→ The task: From the entries below, please gather each line containing the string "ylabel".

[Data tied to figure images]
━━━━
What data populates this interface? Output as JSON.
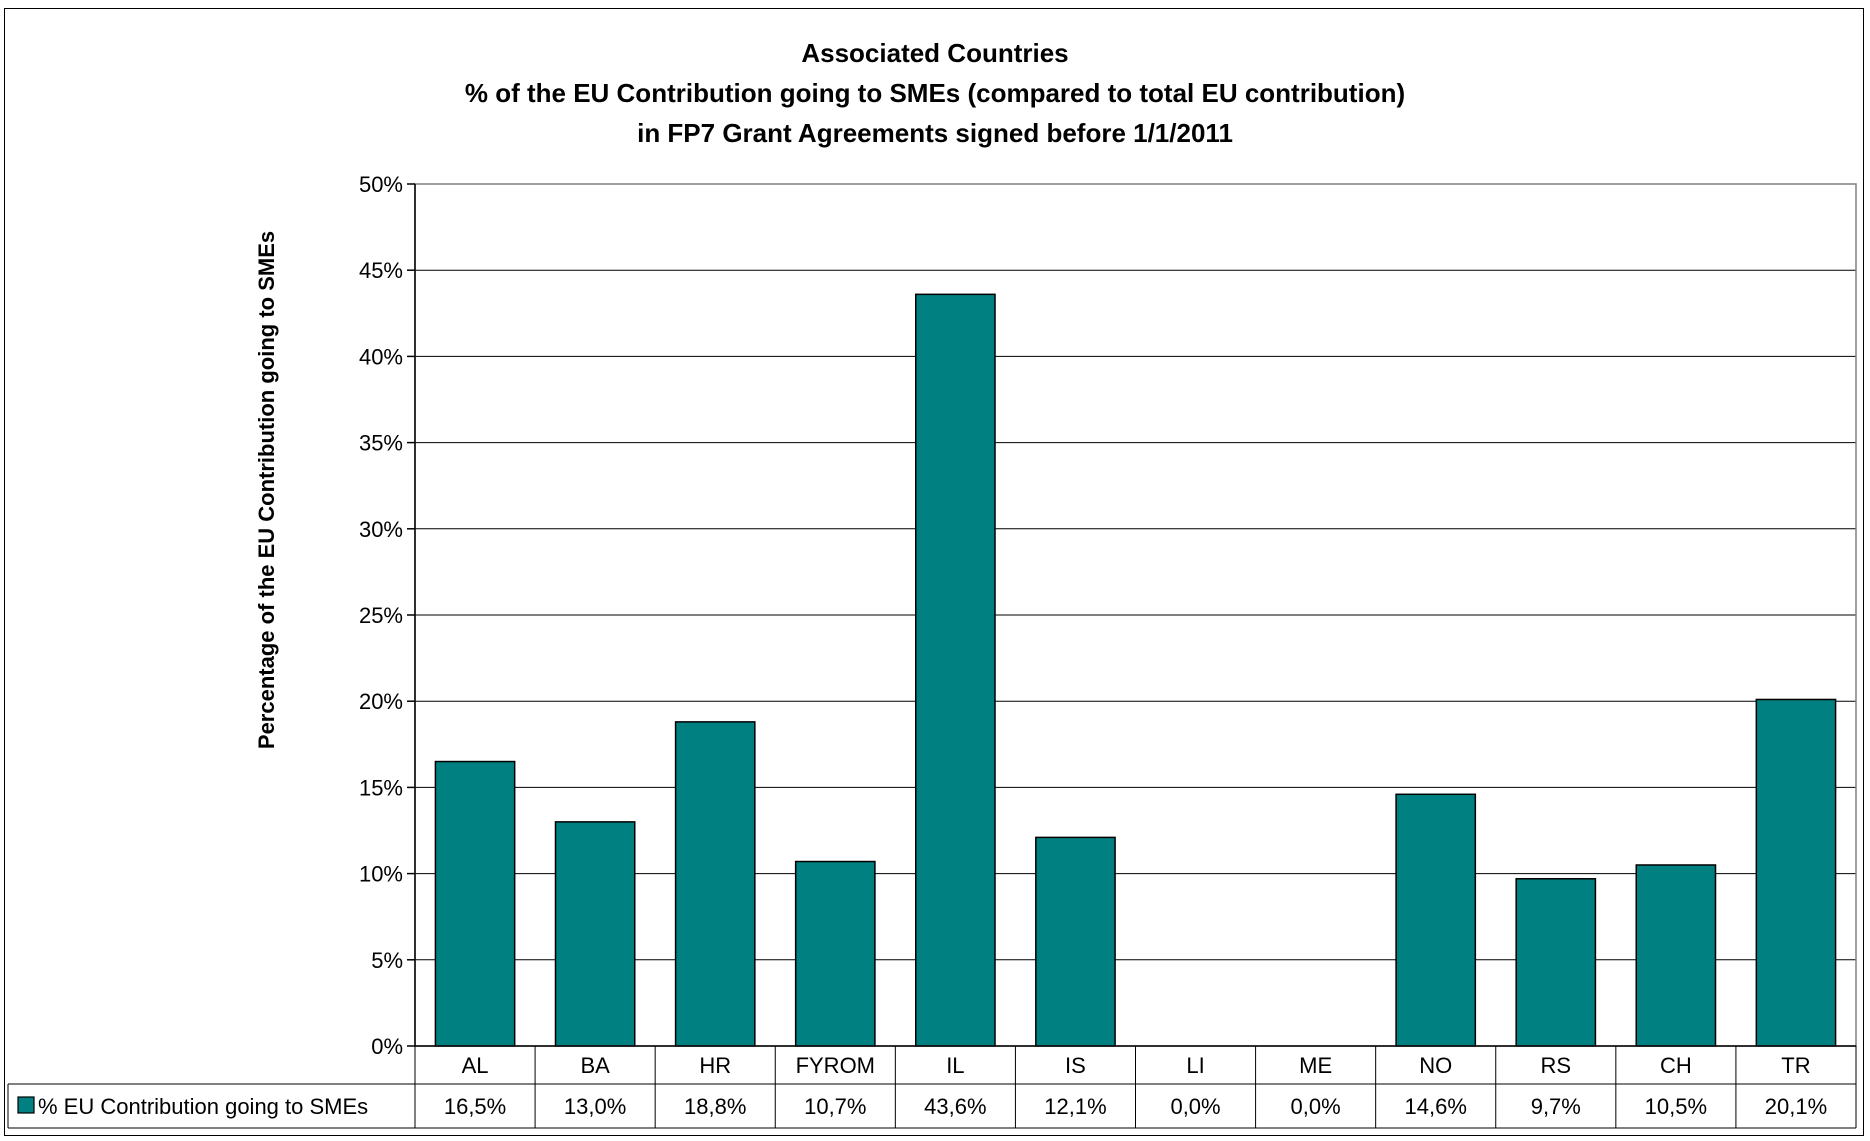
{
  "chart_data": {
    "type": "bar",
    "title_lines": [
      "Associated Countries",
      "% of the EU Contribution going to SMEs (compared to total EU contribution)",
      "in FP7 Grant Agreements signed before 1/1/2011"
    ],
    "ylabel": "Percentage of the EU Contribution going to SMEs",
    "xlabel": "",
    "categories": [
      "AL",
      "BA",
      "HR",
      "FYROM",
      "IL",
      "IS",
      "LI",
      "ME",
      "NO",
      "RS",
      "CH",
      "TR"
    ],
    "series": [
      {
        "name": "% EU Contribution going to SMEs",
        "values": [
          16.5,
          13.0,
          18.8,
          10.7,
          43.6,
          12.1,
          0.0,
          0.0,
          14.6,
          9.7,
          10.5,
          20.1
        ],
        "labels": [
          "16,5%",
          "13,0%",
          "18,8%",
          "10,7%",
          "43,6%",
          "12,1%",
          "0,0%",
          "0,0%",
          "14,6%",
          "9,7%",
          "10,5%",
          "20,1%"
        ],
        "color": "#008080"
      }
    ],
    "ylim": [
      0,
      50
    ],
    "yticks": [
      0,
      5,
      10,
      15,
      20,
      25,
      30,
      35,
      40,
      45,
      50
    ],
    "ytick_labels": [
      "0%",
      "5%",
      "10%",
      "15%",
      "20%",
      "25%",
      "30%",
      "35%",
      "40%",
      "45%",
      "50%"
    ],
    "grid": true,
    "legend": "data-table"
  }
}
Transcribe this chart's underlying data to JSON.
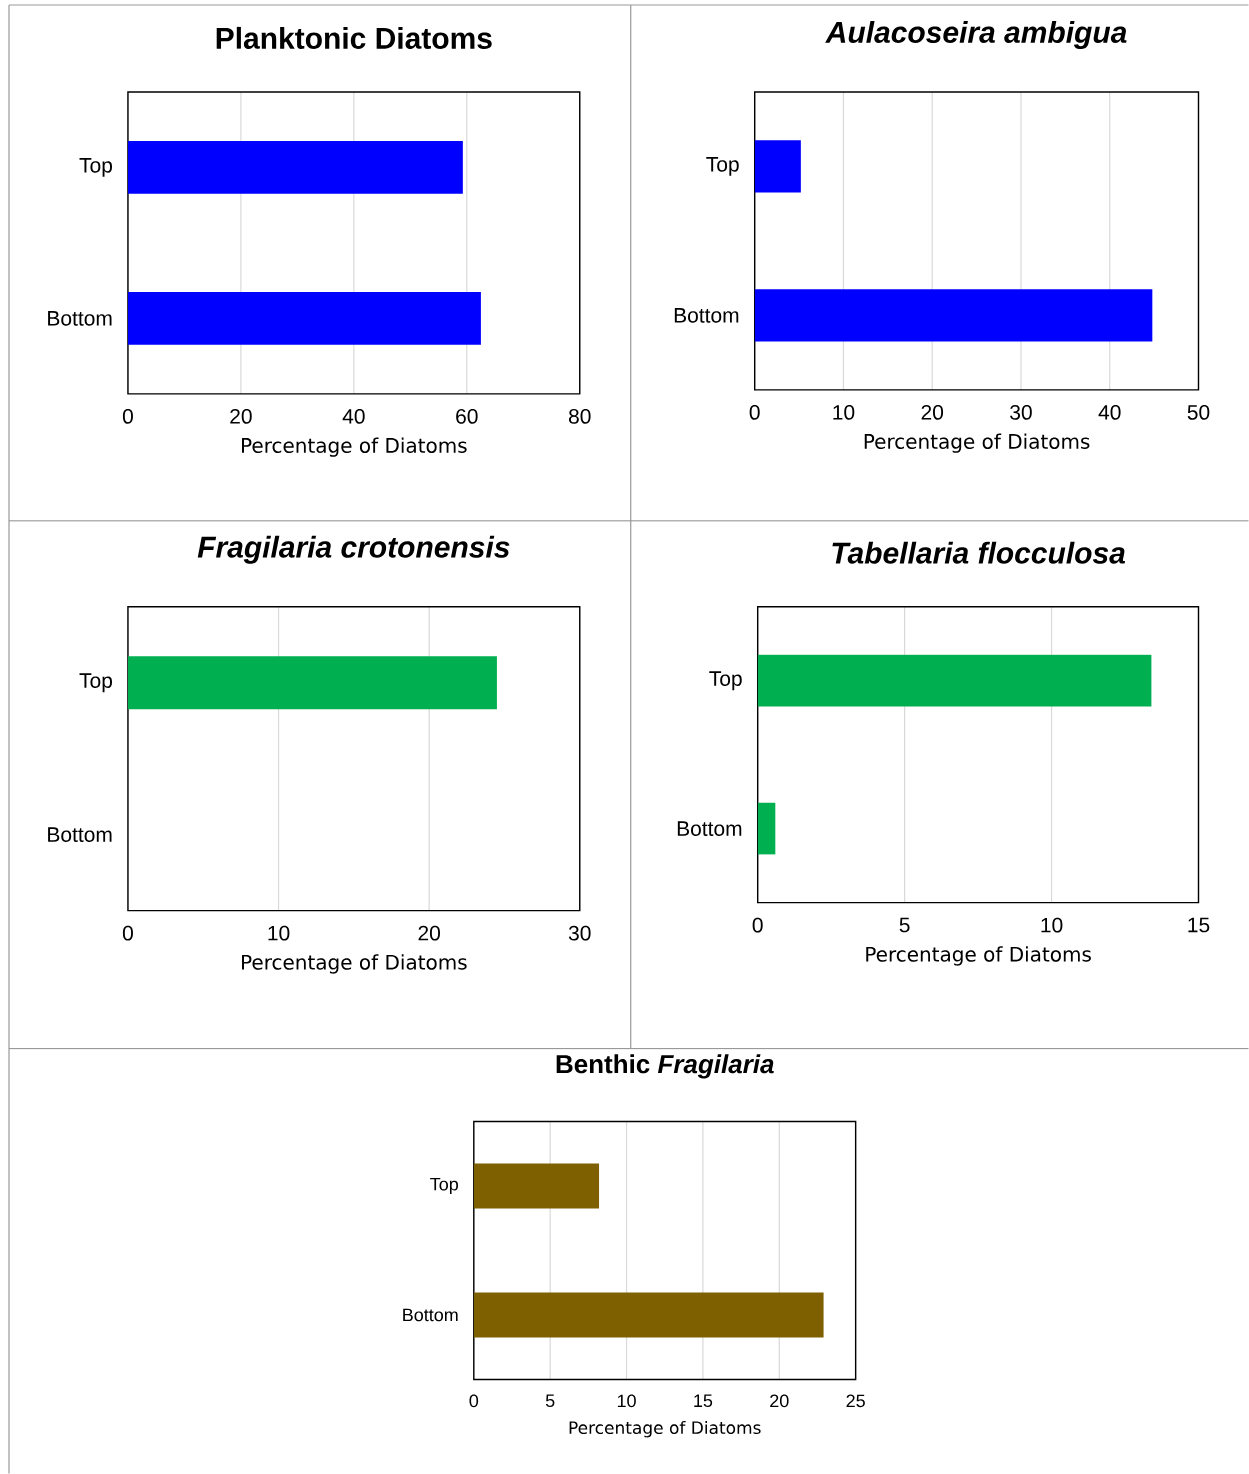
{
  "chart_data": [
    {
      "type": "bar",
      "orientation": "horizontal",
      "title": "Planktonic Diatoms",
      "xlabel": "Percentage of Diatoms",
      "categories": [
        "Top",
        "Bottom"
      ],
      "values": [
        59.3,
        62.5
      ],
      "color": "#0000ff",
      "xlim": [
        0,
        80
      ],
      "xticks": [
        0,
        20,
        40,
        60,
        80
      ],
      "grid": "x"
    },
    {
      "type": "bar",
      "orientation": "horizontal",
      "title": "Aulacoseira ambigua",
      "xlabel": "Percentage of Diatoms",
      "categories": [
        "Top",
        "Bottom"
      ],
      "values": [
        5.2,
        44.8
      ],
      "color": "#0000ff",
      "xlim": [
        0,
        50
      ],
      "xticks": [
        0,
        10,
        20,
        30,
        40,
        50
      ],
      "grid": "x"
    },
    {
      "type": "bar",
      "orientation": "horizontal",
      "title": "Fragilaria crotonensis",
      "xlabel": "Percentage of Diatoms",
      "categories": [
        "Top",
        "Bottom"
      ],
      "values": [
        24.5,
        0
      ],
      "color": "#00b050",
      "xlim": [
        0,
        30
      ],
      "xticks": [
        0,
        10,
        20,
        30
      ],
      "grid": "x"
    },
    {
      "type": "bar",
      "orientation": "horizontal",
      "title": "Tabellaria flocculosa",
      "xlabel": "Percentage of Diatoms",
      "categories": [
        "Top",
        "Bottom"
      ],
      "values": [
        13.4,
        0.6
      ],
      "color": "#00b050",
      "xlim": [
        0,
        15
      ],
      "xticks": [
        0,
        5,
        10,
        15
      ],
      "grid": "x"
    },
    {
      "type": "bar",
      "orientation": "horizontal",
      "title": "Benthic *Fragilaria*",
      "xlabel": "Percentage of Diatoms",
      "categories": [
        "Top",
        "Bottom"
      ],
      "values": [
        8.2,
        22.9
      ],
      "color": "#7f6000",
      "xlim": [
        0,
        25
      ],
      "xticks": [
        0,
        5,
        10,
        15,
        20,
        25
      ],
      "grid": "x"
    }
  ]
}
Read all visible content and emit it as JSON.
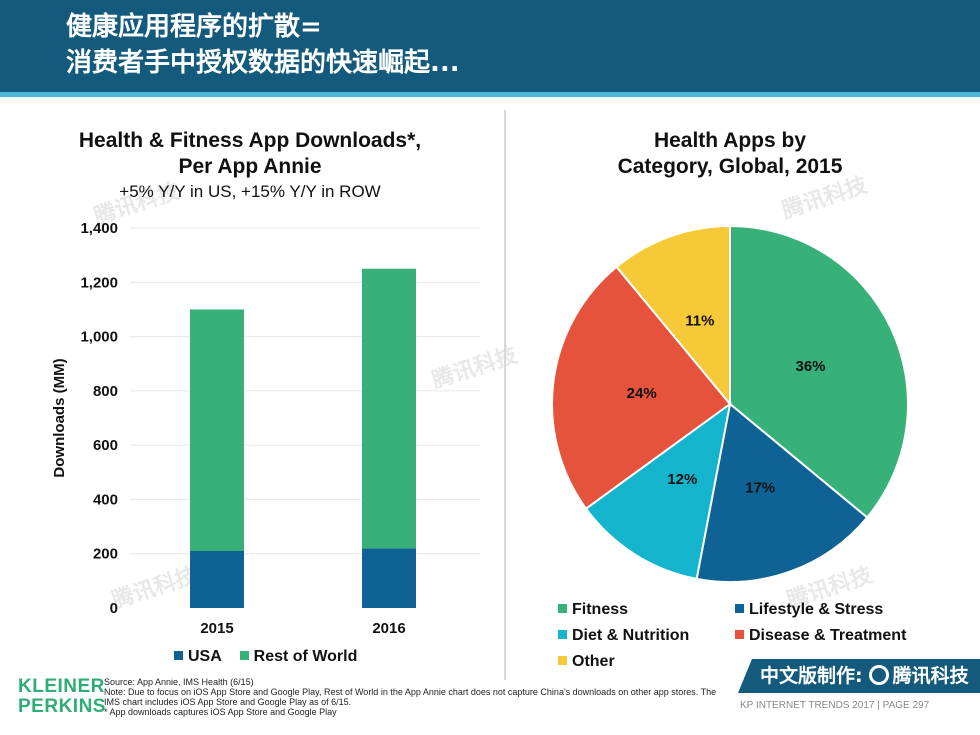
{
  "header": {
    "line1": "健康应用程序的扩散=",
    "line2": "消费者手中授权数据的快速崛起..."
  },
  "colors": {
    "header_bg": "#145a7c",
    "accent_teal": "#4fb8d6",
    "green": "#38b07a",
    "dark_blue": "#0e6394",
    "cyan": "#14b4cc",
    "red": "#e5533d",
    "yellow": "#f6c939"
  },
  "chart_data": [
    {
      "type": "bar",
      "stacked": true,
      "title_line1": "Health & Fitness App Downloads*,",
      "title_line2": "Per App Annie",
      "subtitle": "+5% Y/Y in US, +15% Y/Y in ROW",
      "ylabel": "Downloads (MM)",
      "xlabel": "",
      "categories": [
        "2015",
        "2016"
      ],
      "series": [
        {
          "name": "USA",
          "color": "#0e6394",
          "values": [
            210,
            220
          ]
        },
        {
          "name": "Rest of World",
          "color": "#38b07a",
          "values": [
            890,
            1030
          ]
        }
      ],
      "ylim": [
        0,
        1400
      ],
      "yticks": [
        0,
        200,
        400,
        600,
        800,
        1000,
        1200,
        1400
      ],
      "ytick_labels": [
        "0",
        "200",
        "400",
        "600",
        "800",
        "1,000",
        "1,200",
        "1,400"
      ],
      "grid": true,
      "legend": "bottom"
    },
    {
      "type": "pie",
      "title_line1": "Health Apps by",
      "title_line2": "Category, Global, 2015",
      "slices": [
        {
          "label": "Fitness",
          "value": 36,
          "display": "36%",
          "color": "#38b07a"
        },
        {
          "label": "Lifestyle & Stress",
          "value": 17,
          "display": "17%",
          "color": "#0e6394"
        },
        {
          "label": "Diet & Nutrition",
          "value": 12,
          "display": "12%",
          "color": "#14b4cc"
        },
        {
          "label": "Disease & Treatment",
          "value": 24,
          "display": "24%",
          "color": "#e5533d"
        },
        {
          "label": "Other",
          "value": 11,
          "display": "11%",
          "color": "#f6c939"
        }
      ],
      "legend": "bottom"
    }
  ],
  "watermark": "腾讯科技",
  "brand": {
    "line1": "KLEINER",
    "line2": "PERKINS"
  },
  "source": {
    "line1": "Source: App Annie, IMS Health (6/15)",
    "line2": "Note: Due to focus on iOS App Store and Google Play, Rest of World in the App Annie chart does not capture China's downloads on other app stores. The IMS chart includes iOS App Store and Google Play as of 6/15.",
    "line3": "* App downloads captures iOS App Store and Google Play"
  },
  "badge": {
    "prefix": "中文版制作:",
    "name": "腾讯科技"
  },
  "footer": "KP INTERNET TRENDS 2017  |  PAGE 297"
}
━━━━
→ The answer:
    "ylabel": "Percentage of the EU Contribution going to SMEs",
      "ylabel": "Downloads (MM)",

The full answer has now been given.